++++ Given entries
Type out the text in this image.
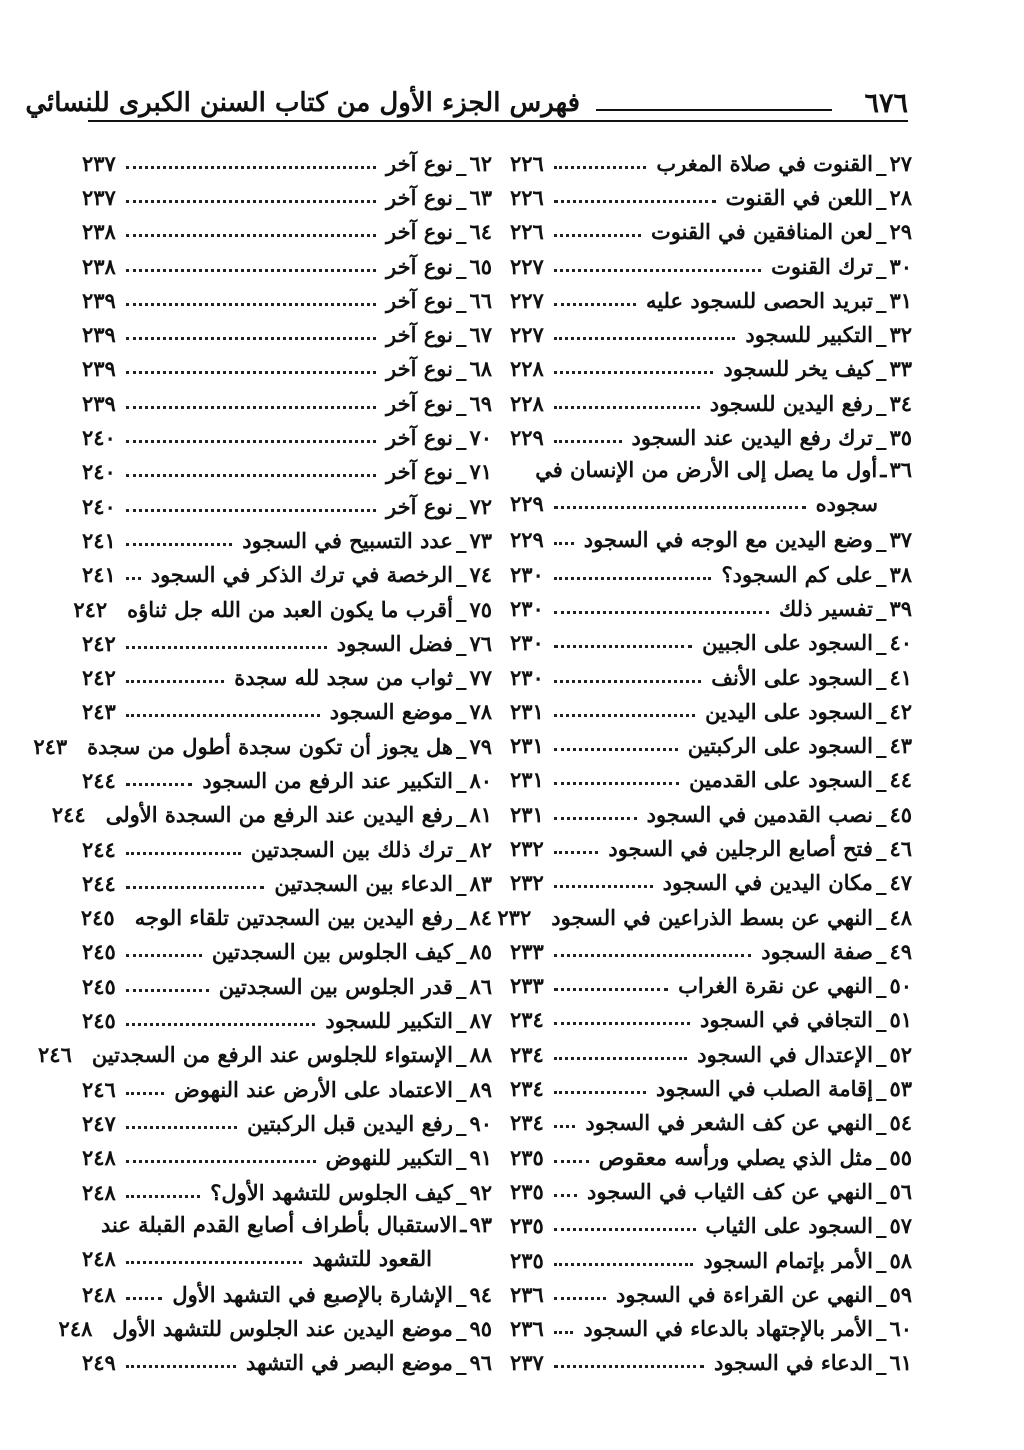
٦٧٦
فهرس الجزء الأول من كتاب السنن الكبرى للنسائي
٢٧
_
القنوت في صلاة المغرب
٢٢٦
٢٨
_
اللعن في القنوت
٢٢٦
٢٩
_
لعن المنافقين في القنوت
٢٢٦
٣٠
_
ترك القنوت
٢٢٧
٣١
_
تبريد الحصى للسجود عليه
٢٢٧
٣٢
_
التكبير للسجود
٢٢٧
٣٣
_
كيف يخر للسجود
٢٢٨
٣٤
_
رفع اليدين للسجود
٢٢٨
٣٥
_
ترك رفع اليدين عند السجود
٢٢٩
٣٦
ـ
أول ما يصل إلى الأرض من الإنسان في
سجوده
٢٢٩
٣٧
_
وضع اليدين مع الوجه في السجود
٢٢٩
٣٨
_
على كم السجود؟
٢٣٠
٣٩
_
تفسير ذلك
٢٣٠
٤٠
_
السجود على الجبين
٢٣٠
٤١
_
السجود على الأنف
٢٣٠
٤٢
_
السجود على اليدين
٢٣١
٤٣
_
السجود على الركبتين
٢٣١
٤٤
_
السجود على القدمين
٢٣١
٤٥
_
نصب القدمين في السجود
٢٣١
٤٦
_
فتح أصابع الرجلين في السجود
٢٣٢
٤٧
_
مكان اليدين في السجود
٢٣٢
٤٨
_
النهي عن بسط الذراعين في السجود
٢٣٢
٤٩
_
صفة السجود
٢٣٣
٥٠
_
النهي عن نقرة الغراب
٢٣٣
٥١
_
التجافي في السجود
٢٣٤
٥٢
_
الإعتدال في السجود
٢٣٤
٥٣
_
إقامة الصلب في السجود
٢٣٤
٥٤
_
النهي عن كف الشعر في السجود
٢٣٤
٥٥
_
مثل الذي يصلي ورأسه معقوص
٢٣٥
٥٦
_
النهي عن كف الثياب في السجود
٢٣٥
٥٧
_
السجود على الثياب
٢٣٥
٥٨
_
الأمر بإتمام السجود
٢٣٥
٥٩
_
النهي عن القراءة في السجود
٢٣٦
٦٠
_
الأمر بالإجتهاد بالدعاء في السجود
٢٣٦
٦١
_
الدعاء في السجود
٢٣٧
٦٢
_
نوع آخر
٢٣٧
٦٣
_
نوع آخر
٢٣٧
٦٤
_
نوع آخر
٢٣٨
٦٥
_
نوع آخر
٢٣٨
٦٦
_
نوع آخر
٢٣٩
٦٧
_
نوع آخر
٢٣٩
٦٨
_
نوع آخر
٢٣٩
٦٩
_
نوع آخر
٢٣٩
٧٠
_
نوع آخر
٢٤٠
٧١
_
نوع آخر
٢٤٠
٧٢
_
نوع آخر
٢٤٠
٧٣
_
عدد التسبيح في السجود
٢٤١
٧٤
_
الرخصة في ترك الذكر في السجود
٢٤١
٧٥
_
أقرب ما يكون العبد من الله جل ثناؤه
٢٤٢
٧٦
_
فضل السجود
٢٤٢
٧٧
_
ثواب من سجد لله سجدة
٢٤٢
٧٨
_
موضع السجود
٢٤٣
٧٩
_
هل يجوز أن تكون سجدة أطول من سجدة
٢٤٣
٨٠
_
التكبير عند الرفع من السجود
٢٤٤
٨١
_
رفع اليدين عند الرفع من السجدة الأولى
٢٤٤
٨٢
_
ترك ذلك بين السجدتين
٢٤٤
٨٣
_
الدعاء بين السجدتين
٢٤٤
٨٤
_
رفع اليدين بين السجدتين تلقاء الوجه
٢٤٥
٨٥
_
كيف الجلوس بين السجدتين
٢٤٥
٨٦
_
قدر الجلوس بين السجدتين
٢٤٥
٨٧
_
التكبير للسجود
٢٤٥
٨٨
_
الإستواء للجلوس عند الرفع من السجدتين
٢٤٦
٨٩
_
الاعتماد على الأرض عند النهوض
٢٤٦
٩٠
_
رفع اليدين قبل الركبتين
٢٤٧
٩١
_
التكبير للنهوض
٢٤٨
٩٢
_
كيف الجلوس للتشهد الأول؟
٢٤٨
٩٣
ـ
الاستقبال بأطراف أصابع القدم القبلة عند
القعود للتشهد
٢٤٨
٩٤
_
الإشارة بالإصبع في التشهد الأول
٢٤٨
٩٥
_
موضع اليدين عند الجلوس للتشهد الأول
٢٤٨
٩٦
_
موضع البصر في التشهد
٢٤٩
++++++++
The exercise =>
Exclude every picture and copy the remaining data exactly.

Final answer =>
Type out the text in this image.
٦٧٦
فهرس الجزء الأول من كتاب السنن الكبرى للنسائي
٢٧
_
القنوت في صلاة المغرب
٢٢٦
٢٨
_
اللعن في القنوت
٢٢٦
٢٩
_
لعن المنافقين في القنوت
٢٢٦
٣٠
_
ترك القنوت
٢٢٧
٣١
_
تبريد الحصى للسجود عليه
٢٢٧
٣٢
_
التكبير للسجود
٢٢٧
٣٣
_
كيف يخر للسجود
٢٢٨
٣٤
_
رفع اليدين للسجود
٢٢٨
٣٥
_
ترك رفع اليدين عند السجود
٢٢٩
٣٦
ـ
أول ما يصل إلى الأرض من الإنسان في
سجوده
٢٢٩
٣٧
_
وضع اليدين مع الوجه في السجود
٢٢٩
٣٨
_
على كم السجود؟
٢٣٠
٣٩
_
تفسير ذلك
٢٣٠
٤٠
_
السجود على الجبين
٢٣٠
٤١
_
السجود على الأنف
٢٣٠
٤٢
_
السجود على اليدين
٢٣١
٤٣
_
السجود على الركبتين
٢٣١
٤٤
_
السجود على القدمين
٢٣١
٤٥
_
نصب القدمين في السجود
٢٣١
٤٦
_
فتح أصابع الرجلين في السجود
٢٣٢
٤٧
_
مكان اليدين في السجود
٢٣٢
٤٨
_
النهي عن بسط الذراعين في السجود
٢٣٢
٤٩
_
صفة السجود
٢٣٣
٥٠
_
النهي عن نقرة الغراب
٢٣٣
٥١
_
التجافي في السجود
٢٣٤
٥٢
_
الإعتدال في السجود
٢٣٤
٥٣
_
إقامة الصلب في السجود
٢٣٤
٥٤
_
النهي عن كف الشعر في السجود
٢٣٤
٥٥
_
مثل الذي يصلي ورأسه معقوص
٢٣٥
٥٦
_
النهي عن كف الثياب في السجود
٢٣٥
٥٧
_
السجود على الثياب
٢٣٥
٥٨
_
الأمر بإتمام السجود
٢٣٥
٥٩
_
النهي عن القراءة في السجود
٢٣٦
٦٠
_
الأمر بالإجتهاد بالدعاء في السجود
٢٣٦
٦١
_
الدعاء في السجود
٢٣٧
٦٢
_
نوع آخر
٢٣٧
٦٣
_
نوع آخر
٢٣٧
٦٤
_
نوع آخر
٢٣٨
٦٥
_
نوع آخر
٢٣٨
٦٦
_
نوع آخر
٢٣٩
٦٧
_
نوع آخر
٢٣٩
٦٨
_
نوع آخر
٢٣٩
٦٩
_
نوع آخر
٢٣٩
٧٠
_
نوع آخر
٢٤٠
٧١
_
نوع آخر
٢٤٠
٧٢
_
نوع آخر
٢٤٠
٧٣
_
عدد التسبيح في السجود
٢٤١
٧٤
_
الرخصة في ترك الذكر في السجود
٢٤١
٧٥
_
أقرب ما يكون العبد من الله جل ثناؤه
٢٤٢
٧٦
_
فضل السجود
٢٤٢
٧٧
_
ثواب من سجد لله سجدة
٢٤٢
٧٨
_
موضع السجود
٢٤٣
٧٩
_
هل يجوز أن تكون سجدة أطول من سجدة
٢٤٣
٨٠
_
التكبير عند الرفع من السجود
٢٤٤
٨١
_
رفع اليدين عند الرفع من السجدة الأولى
٢٤٤
٨٢
_
ترك ذلك بين السجدتين
٢٤٤
٨٣
_
الدعاء بين السجدتين
٢٤٤
٨٤
_
رفع اليدين بين السجدتين تلقاء الوجه
٢٤٥
٨٥
_
كيف الجلوس بين السجدتين
٢٤٥
٨٦
_
قدر الجلوس بين السجدتين
٢٤٥
٨٧
_
التكبير للسجود
٢٤٥
٨٨
_
الإستواء للجلوس عند الرفع من السجدتين
٢٤٦
٨٩
_
الاعتماد على الأرض عند النهوض
٢٤٦
٩٠
_
رفع اليدين قبل الركبتين
٢٤٧
٩١
_
التكبير للنهوض
٢٤٨
٩٢
_
كيف الجلوس للتشهد الأول؟
٢٤٨
٩٣
ـ
الاستقبال بأطراف أصابع القدم القبلة عند
القعود للتشهد
٢٤٨
٩٤
_
الإشارة بالإصبع في التشهد الأول
٢٤٨
٩٥
_
موضع اليدين عند الجلوس للتشهد الأول
٢٤٨
٩٦
_
موضع البصر في التشهد
٢٤٩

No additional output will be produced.